Task prompt
Filter the entries, keeping every line with the word "absolute".

Working data

-=-=-

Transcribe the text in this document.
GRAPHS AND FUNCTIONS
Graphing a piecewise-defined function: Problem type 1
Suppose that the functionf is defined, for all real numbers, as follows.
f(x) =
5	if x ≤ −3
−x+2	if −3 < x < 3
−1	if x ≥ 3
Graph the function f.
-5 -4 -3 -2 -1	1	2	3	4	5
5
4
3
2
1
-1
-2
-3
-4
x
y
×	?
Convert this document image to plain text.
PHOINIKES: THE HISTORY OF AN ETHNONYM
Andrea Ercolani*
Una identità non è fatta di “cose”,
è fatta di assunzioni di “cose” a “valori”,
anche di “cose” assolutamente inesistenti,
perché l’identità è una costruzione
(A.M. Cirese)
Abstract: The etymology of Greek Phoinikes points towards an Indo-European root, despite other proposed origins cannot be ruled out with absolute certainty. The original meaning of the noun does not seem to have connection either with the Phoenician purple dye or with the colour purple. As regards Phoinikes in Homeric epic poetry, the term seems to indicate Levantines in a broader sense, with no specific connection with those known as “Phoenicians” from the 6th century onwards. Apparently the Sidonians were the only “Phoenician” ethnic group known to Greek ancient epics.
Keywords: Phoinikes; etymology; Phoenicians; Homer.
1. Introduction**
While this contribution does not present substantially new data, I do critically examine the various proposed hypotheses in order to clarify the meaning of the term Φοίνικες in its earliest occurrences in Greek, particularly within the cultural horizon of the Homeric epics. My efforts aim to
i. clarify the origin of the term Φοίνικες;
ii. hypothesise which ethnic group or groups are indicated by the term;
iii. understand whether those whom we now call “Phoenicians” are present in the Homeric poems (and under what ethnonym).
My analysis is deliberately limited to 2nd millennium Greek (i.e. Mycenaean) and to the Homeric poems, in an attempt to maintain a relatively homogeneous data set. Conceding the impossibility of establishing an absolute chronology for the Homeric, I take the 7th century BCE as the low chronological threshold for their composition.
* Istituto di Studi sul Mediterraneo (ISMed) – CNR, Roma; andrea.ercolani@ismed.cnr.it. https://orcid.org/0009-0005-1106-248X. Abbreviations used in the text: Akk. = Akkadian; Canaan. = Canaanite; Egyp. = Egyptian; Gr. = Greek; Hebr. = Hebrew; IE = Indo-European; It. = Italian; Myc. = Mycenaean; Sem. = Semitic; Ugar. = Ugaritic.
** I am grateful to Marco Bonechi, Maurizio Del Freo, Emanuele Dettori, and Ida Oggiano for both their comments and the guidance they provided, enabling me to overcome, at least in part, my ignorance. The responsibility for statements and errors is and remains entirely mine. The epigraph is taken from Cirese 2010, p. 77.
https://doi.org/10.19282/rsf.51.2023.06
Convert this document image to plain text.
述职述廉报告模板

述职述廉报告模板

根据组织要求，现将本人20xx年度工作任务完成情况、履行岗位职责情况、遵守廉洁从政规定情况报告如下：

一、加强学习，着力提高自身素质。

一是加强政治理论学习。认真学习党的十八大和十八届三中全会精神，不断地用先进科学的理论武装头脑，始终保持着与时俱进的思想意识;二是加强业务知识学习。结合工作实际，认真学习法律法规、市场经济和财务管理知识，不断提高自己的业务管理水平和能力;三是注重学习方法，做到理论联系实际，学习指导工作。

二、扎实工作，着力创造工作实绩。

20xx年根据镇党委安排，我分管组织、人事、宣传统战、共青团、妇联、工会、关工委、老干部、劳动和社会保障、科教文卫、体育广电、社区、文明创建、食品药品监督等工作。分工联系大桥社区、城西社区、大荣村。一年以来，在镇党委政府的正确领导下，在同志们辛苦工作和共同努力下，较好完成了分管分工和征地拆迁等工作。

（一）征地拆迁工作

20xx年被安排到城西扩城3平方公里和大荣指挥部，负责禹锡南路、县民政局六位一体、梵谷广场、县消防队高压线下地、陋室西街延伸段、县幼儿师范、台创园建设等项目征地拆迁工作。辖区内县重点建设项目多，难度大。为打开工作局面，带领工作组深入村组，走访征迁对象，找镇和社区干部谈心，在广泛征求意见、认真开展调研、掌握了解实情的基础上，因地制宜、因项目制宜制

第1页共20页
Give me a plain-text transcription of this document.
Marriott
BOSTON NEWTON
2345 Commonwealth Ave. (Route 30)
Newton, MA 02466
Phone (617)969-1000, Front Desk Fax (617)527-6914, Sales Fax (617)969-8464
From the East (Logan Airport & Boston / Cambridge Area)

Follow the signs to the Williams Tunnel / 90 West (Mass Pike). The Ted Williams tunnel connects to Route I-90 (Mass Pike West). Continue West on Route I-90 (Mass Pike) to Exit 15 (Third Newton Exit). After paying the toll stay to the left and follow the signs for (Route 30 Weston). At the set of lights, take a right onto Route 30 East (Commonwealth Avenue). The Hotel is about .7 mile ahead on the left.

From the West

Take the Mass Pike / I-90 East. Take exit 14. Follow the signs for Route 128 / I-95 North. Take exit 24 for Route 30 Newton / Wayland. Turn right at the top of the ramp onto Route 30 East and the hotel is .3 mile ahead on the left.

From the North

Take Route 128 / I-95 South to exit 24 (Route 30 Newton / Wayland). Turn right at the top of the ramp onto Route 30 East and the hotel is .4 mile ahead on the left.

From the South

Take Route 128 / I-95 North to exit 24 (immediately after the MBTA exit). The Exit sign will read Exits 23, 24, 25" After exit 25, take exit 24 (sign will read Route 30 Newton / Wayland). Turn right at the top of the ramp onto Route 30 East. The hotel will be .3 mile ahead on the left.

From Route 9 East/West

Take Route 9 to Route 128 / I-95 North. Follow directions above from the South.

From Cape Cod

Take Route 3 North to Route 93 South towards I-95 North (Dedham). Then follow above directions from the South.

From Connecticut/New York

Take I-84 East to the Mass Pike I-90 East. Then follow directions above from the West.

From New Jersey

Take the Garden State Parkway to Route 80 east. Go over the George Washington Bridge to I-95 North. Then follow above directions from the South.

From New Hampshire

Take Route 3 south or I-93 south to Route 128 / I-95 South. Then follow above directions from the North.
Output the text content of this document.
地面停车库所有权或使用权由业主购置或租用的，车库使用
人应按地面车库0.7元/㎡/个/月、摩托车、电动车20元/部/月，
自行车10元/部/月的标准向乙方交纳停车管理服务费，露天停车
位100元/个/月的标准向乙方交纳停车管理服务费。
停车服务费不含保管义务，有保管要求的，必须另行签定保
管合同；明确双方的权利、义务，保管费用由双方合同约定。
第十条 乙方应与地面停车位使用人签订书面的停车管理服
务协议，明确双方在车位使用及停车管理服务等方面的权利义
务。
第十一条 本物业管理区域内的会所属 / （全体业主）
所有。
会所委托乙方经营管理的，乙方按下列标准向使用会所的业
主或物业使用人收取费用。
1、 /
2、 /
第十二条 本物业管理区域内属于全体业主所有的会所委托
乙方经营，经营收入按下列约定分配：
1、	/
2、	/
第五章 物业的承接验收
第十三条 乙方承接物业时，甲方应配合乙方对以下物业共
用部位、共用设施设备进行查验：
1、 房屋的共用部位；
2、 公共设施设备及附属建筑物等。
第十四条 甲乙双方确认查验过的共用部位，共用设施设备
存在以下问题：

-=-=-

Result
Abstract: The etymology of Greek Phoinikes points towards an Indo-European root, despite other proposed origins cannot be ruled out with absolute certainty. The original meaning of the noun does not seem to have connection either with the Phoenician purple dye or with the colour purple. As regards Phoinikes in Homeric epic poetry, the term seems to indicate Levantines in a broader sense, with no specific connection with those known as “Phoenicians” from the 6th century onwards. Apparently the Sidonians were the only “Phoenician” ethnic group known to Greek ancient epics.
My analysis is deliberately limited to 2nd millennium Greek (i.e. Mycenaean) and to the Homeric poems, in an attempt to maintain a relatively homogeneous data set. Conceding the impossibility of establishing an absolute chronology for the Homeric, I take the 7th century BCE as the low chronological threshold for their composition.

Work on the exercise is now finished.